◆ Data shown

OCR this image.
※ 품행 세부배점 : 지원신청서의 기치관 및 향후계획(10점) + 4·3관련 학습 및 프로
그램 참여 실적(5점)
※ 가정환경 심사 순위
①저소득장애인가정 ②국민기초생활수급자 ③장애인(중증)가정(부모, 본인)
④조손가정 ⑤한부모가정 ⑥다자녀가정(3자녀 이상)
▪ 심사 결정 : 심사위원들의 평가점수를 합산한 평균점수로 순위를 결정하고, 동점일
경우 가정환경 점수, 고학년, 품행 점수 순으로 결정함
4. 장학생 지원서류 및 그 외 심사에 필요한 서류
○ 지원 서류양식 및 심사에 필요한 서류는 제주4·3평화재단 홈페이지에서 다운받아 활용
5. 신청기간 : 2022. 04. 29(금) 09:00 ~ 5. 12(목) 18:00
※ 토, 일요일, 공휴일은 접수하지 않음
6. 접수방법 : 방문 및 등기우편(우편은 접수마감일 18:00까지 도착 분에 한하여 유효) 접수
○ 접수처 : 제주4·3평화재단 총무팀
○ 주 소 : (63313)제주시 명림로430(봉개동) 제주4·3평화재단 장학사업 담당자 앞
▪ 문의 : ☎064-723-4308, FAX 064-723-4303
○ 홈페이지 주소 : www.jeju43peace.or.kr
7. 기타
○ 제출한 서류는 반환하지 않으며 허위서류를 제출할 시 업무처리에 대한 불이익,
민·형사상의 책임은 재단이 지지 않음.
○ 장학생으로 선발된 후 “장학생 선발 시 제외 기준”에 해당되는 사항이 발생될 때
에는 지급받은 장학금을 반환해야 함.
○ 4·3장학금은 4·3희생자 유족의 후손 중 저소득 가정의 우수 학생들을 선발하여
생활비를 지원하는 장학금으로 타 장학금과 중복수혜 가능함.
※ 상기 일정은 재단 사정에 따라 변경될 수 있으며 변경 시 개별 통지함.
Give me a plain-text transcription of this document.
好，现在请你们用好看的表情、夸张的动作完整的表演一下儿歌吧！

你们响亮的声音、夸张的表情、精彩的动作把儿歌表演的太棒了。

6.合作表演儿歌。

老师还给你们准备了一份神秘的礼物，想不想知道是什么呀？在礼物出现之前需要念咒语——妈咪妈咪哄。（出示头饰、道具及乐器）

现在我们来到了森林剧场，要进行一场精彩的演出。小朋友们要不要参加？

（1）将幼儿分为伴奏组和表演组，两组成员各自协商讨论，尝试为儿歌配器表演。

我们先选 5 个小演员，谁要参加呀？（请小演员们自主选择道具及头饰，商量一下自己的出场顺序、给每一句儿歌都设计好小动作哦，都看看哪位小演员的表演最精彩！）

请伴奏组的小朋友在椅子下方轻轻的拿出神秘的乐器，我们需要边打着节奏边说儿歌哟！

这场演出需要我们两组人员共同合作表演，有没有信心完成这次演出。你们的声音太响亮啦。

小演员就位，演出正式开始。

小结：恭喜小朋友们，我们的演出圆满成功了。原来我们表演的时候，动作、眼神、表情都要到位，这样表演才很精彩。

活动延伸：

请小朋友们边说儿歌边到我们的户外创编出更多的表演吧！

◆ Given task
Where a line of the material above holds the string "this", copy that line.

◆ Written answer
OCR this image.
Give me a plain-text transcription of this document.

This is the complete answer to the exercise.